> [TEXT PASSAGE]

»»

Posted by Tom Bradford <br...@dbxmlgroup.com>.

On Tuesday, January 15, 2002, at 08:28 AM, Mark J. Stang wrote:
> What Steven wrote helps and it creates a new question.
> Examples:
> //*[contains(@lname,'Bradford')]
> //*/lname[contains(self::*,'Staken')]

If an index is available for lname, it will be used, but *not* for a 
contains query because a contains query is essentially a substring 
search which can't benefit from index retrieval, so you're essentially 
doing a collection scan.  Also, because you're using //*, you're telling 
the XPath processor to look at every single element of every document to 
determine if it has a lname attribute (for the first one) or an lname 
element child (for the second one).  This is incredibly slow, even for a 
single document because the XPath processor is forced to visit every 
node instead of searching from the root.

--
Tom Bradford - http://www.tbradford.org
Developer - Apache Xindice (Native XML Database) - http://xml.apache.org
Creator - Project Labrador (Web Services) - http://xml-labrador.sf.net

Re: Speed issue

Posted by "Mark J. Stang" <ma...@earthlink.net>.

What Steven wrote helps and it creates a new question.

If I create indexs on my tags and attributes, when I use an
xpath query that specifies one of those tags, will the index
be used.

Examples:
//*[contains(@lname,'Bradford')]
//*/lname[contains(self::*,'Staken')]

In these examples, "lname" is in one case a tag and in another case an
attribute.   If I index on the tag and the attribute, then XIndice
shouldn't
have to search every piece of text in the document only those tags and
attributes for each document in the collection.

Tom/Kimbro/et. al. is is this correct, does XIndice work this way?

thanks,

Mark

Steven Noels wrote:

> > -----Original Message-----
> > From: Mark J. Stang [mailto:markstang@earthlink.net]
> > Sent: dinsdag 15 januari 2002 7:46
> > To: xindice-users@xml.apache.org
> > Subject: Re: Speed issue
> >
> >
> > Tom,
> > Two questions:
> > 1) What is an "assistant predicate"?
> >
> > 2)I have been doing searches using the following format:
> >
> > "//*[contains(@"+getFieldName()+",'"+getText()+"')]";
> > "//*/"+getFieldName()+"[contains(self::*,'"+getText()+"')]";
> >
>
> Seems like your XPath expressions are the culprit: what you are
> basically asking is to check each & every element in the collection
> (//*) for a certain substring.
>
> Indices will not help much, I'm afraid.
>
> Is it not possible to indicate the element (or path to the element) in
> which the substring should occur?

««

> [PROBLEM STATEMENT]
Answer these about the Xindice forum thread:
1. Why, according to Tom Bradford, can't a contains query make use of an index?
2. To what address was Mark J. Stang's message with the two questions sent?
3. What does Steven Noels say the //* expressions ask the database to check?
The material that comes next is from a different source.

> [INFORMATION PROVIDED]
»»

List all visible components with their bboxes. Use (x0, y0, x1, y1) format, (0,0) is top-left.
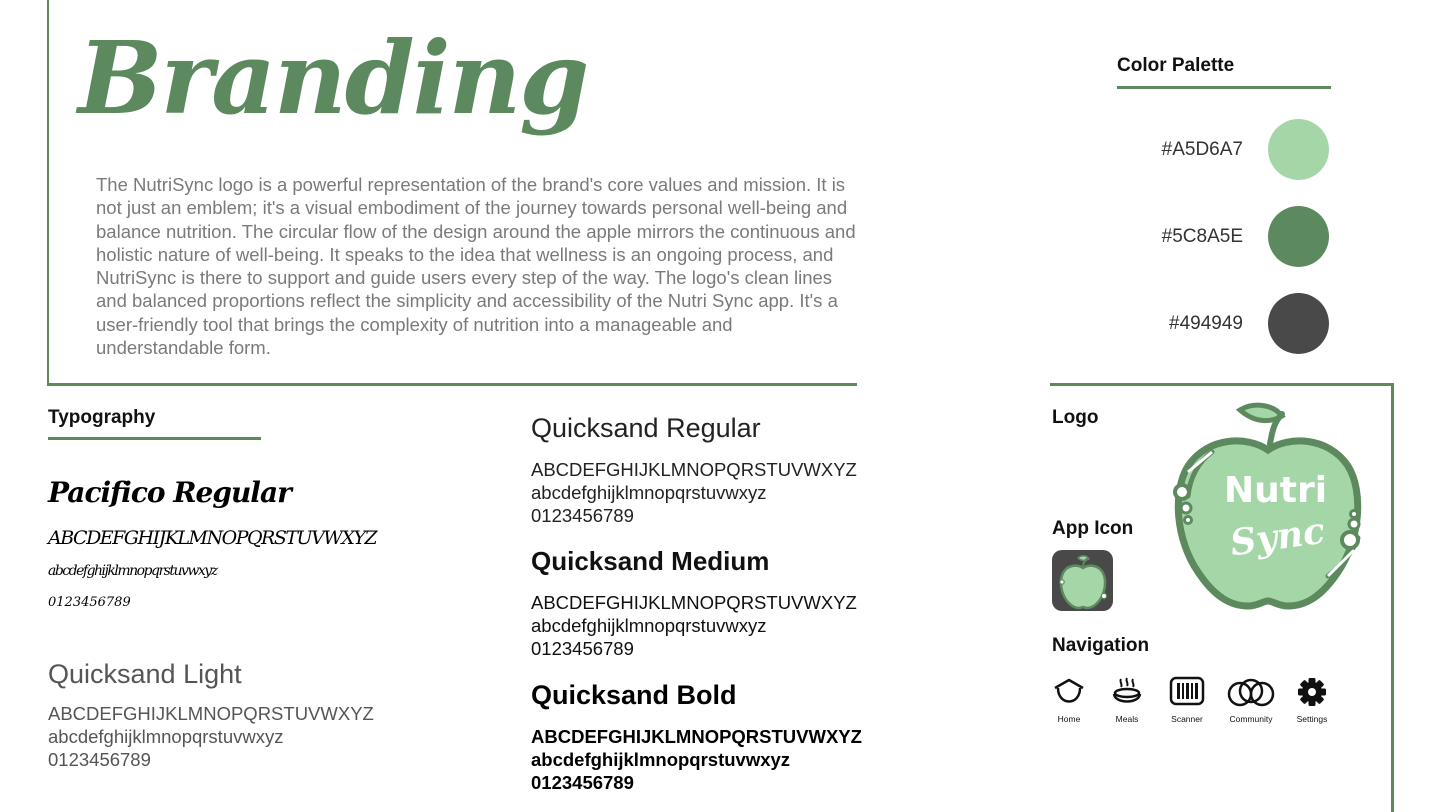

««

> [ANSWER FOR THIS EXERCISE]
1. A contains query is essentially a substring search, which can't benefit from index retrieval.
2. xindice-users@xml.apache.org
3. Each and every element in the collection, for a certain substring.